◆ **REQUEST**
Write every record out again exactly as given.
··· GIVEN ENTRIES ···
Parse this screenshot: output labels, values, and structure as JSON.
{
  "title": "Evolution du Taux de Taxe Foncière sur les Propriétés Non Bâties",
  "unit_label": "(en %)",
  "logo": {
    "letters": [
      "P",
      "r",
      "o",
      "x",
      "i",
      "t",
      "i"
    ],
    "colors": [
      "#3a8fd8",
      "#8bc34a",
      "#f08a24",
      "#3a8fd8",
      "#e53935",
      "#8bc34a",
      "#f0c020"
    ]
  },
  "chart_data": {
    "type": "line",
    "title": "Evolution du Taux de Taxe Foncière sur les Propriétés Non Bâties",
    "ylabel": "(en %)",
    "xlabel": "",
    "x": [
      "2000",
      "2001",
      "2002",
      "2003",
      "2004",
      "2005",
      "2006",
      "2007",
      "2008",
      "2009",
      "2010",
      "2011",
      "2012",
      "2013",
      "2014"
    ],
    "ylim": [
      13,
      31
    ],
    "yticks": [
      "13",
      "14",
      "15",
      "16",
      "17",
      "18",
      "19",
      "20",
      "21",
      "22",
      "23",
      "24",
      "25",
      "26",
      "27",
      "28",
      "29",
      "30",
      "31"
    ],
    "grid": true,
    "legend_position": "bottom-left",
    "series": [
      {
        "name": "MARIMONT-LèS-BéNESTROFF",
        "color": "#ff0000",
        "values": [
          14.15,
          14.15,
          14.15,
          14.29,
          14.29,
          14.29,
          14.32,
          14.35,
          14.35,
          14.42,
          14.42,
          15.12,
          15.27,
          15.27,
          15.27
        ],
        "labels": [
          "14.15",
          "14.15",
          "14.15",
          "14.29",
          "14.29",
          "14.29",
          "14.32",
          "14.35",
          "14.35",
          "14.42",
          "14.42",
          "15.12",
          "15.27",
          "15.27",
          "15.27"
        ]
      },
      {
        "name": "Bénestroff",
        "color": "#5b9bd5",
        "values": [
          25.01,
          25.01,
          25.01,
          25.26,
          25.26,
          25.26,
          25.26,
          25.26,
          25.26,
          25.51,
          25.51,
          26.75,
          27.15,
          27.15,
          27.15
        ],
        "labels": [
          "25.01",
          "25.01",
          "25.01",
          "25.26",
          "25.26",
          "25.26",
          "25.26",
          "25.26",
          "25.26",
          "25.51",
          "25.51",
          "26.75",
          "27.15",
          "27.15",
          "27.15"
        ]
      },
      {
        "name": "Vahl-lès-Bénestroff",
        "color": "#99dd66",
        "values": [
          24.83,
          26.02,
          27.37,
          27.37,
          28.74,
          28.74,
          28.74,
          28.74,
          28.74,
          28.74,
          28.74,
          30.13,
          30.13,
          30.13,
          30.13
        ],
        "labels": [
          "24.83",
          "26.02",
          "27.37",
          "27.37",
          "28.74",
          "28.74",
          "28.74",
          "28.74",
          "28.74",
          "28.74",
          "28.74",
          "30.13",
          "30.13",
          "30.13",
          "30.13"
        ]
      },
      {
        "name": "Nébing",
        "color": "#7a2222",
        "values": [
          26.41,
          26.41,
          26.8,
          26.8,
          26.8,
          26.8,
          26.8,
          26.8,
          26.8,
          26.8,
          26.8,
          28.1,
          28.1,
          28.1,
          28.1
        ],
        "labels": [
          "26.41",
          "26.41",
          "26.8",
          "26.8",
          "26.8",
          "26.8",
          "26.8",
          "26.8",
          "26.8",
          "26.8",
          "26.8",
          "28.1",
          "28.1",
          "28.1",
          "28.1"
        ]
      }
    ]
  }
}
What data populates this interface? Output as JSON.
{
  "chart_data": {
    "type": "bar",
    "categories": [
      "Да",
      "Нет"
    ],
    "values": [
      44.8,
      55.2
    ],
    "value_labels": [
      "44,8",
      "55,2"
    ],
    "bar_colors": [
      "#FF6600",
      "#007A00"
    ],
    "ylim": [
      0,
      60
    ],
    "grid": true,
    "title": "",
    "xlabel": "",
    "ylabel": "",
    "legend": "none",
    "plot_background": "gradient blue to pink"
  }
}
···
◆ **RESPONSE TO THIS EXERCISE**
Parse this screenshot: output labels, values, and structure as JSON.
{
  "title": "Evolution du Taux de Taxe Foncière sur les Propriétés Non Bâties",
  "unit_label": "(en %)",
  "logo": {
    "letters": [
      "P",
      "r",
      "o",
      "x",
      "i",
      "t",
      "i"
    ],
    "colors": [
      "#3a8fd8",
      "#8bc34a",
      "#f08a24",
      "#3a8fd8",
      "#e53935",
      "#8bc34a",
      "#f0c020"
    ]
  },
  "chart_data": {
    "type": "line",
    "title": "Evolution du Taux de Taxe Foncière sur les Propriétés Non Bâties",
    "ylabel": "(en %)",
    "xlabel": "",
    "x": [
      "2000",
      "2001",
      "2002",
      "2003",
      "2004",
      "2005",
      "2006",
      "2007",
      "2008",
      "2009",
      "2010",
      "2011",
      "2012",
      "2013",
      "2014"
    ],
    "ylim": [
      13,
      31
    ],
    "yticks": [
      "13",
      "14",
      "15",
      "16",
      "17",
      "18",
      "19",
      "20",
      "21",
      "22",
      "23",
      "24",
      "25",
      "26",
      "27",
      "28",
      "29",
      "30",
      "31"
    ],
    "grid": true,
    "legend_position": "bottom-left",
    "series": [
      {
        "name": "MARIMONT-LèS-BéNESTROFF",
        "color": "#ff0000",
        "values": [
          14.15,
          14.15,
          14.15,
          14.29,
          14.29,
          14.29,
          14.32,
          14.35,
          14.35,
          14.42,
          14.42,
          15.12,
          15.27,
          15.27,
          15.27
        ],
        "labels": [
          "14.15",
          "14.15",
          "14.15",
          "14.29",
          "14.29",
          "14.29",
          "14.32",
          "14.35",
          "14.35",
          "14.42",
          "14.42",
          "15.12",
          "15.27",
          "15.27",
          "15.27"
        ]
      },
      {
        "name": "Bénestroff",
        "color": "#5b9bd5",
        "values": [
          25.01,
          25.01,
          25.01,
          25.26,
          25.26,
          25.26,
          25.26,
          25.26,
          25.26,
          25.51,
          25.51,
          26.75,
          27.15,
          27.15,
          27.15
        ],
        "labels": [
          "25.01",
          "25.01",
          "25.01",
          "25.26",
          "25.26",
          "25.26",
          "25.26",
          "25.26",
          "25.26",
          "25.51",
          "25.51",
          "26.75",
          "27.15",
          "27.15",
          "27.15"
        ]
      },
      {
        "name": "Vahl-lès-Bénestroff",
        "color": "#99dd66",
        "values": [
          24.83,
          26.02,
          27.37,
          27.37,
          28.74,
          28.74,
          28.74,
          28.74,
          28.74,
          28.74,
          28.74,
          30.13,
          30.13,
          30.13,
          30.13
        ],
        "labels": [
          "24.83",
          "26.02",
          "27.37",
          "27.37",
          "28.74",
          "28.74",
          "28.74",
          "28.74",
          "28.74",
          "28.74",
          "28.74",
          "30.13",
          "30.13",
          "30.13",
          "30.13"
        ]
      },
      {
        "name": "Nébing",
        "color": "#7a2222",
        "values": [
          26.41,
          26.41,
          26.8,
          26.8,
          26.8,
          26.8,
          26.8,
          26.8,
          26.8,
          26.8,
          26.8,
          28.1,
          28.1,
          28.1,
          28.1
        ],
        "labels": [
          "26.41",
          "26.41",
          "26.8",
          "26.8",
          "26.8",
          "26.8",
          "26.8",
          "26.8",
          "26.8",
          "26.8",
          "26.8",
          "28.1",
          "28.1",
          "28.1",
          "28.1"
        ]
      }
    ]
  }
}
What data populates this interface? Output as JSON.
{
  "chart_data": {
    "type": "bar",
    "categories": [
      "Да",
      "Нет"
    ],
    "values": [
      44.8,
      55.2
    ],
    "value_labels": [
      "44,8",
      "55,2"
    ],
    "bar_colors": [
      "#FF6600",
      "#007A00"
    ],
    "ylim": [
      0,
      60
    ],
    "grid": true,
    "title": "",
    "xlabel": "",
    "ylabel": "",
    "legend": "none",
    "plot_background": "gradient blue to pink"
  }
}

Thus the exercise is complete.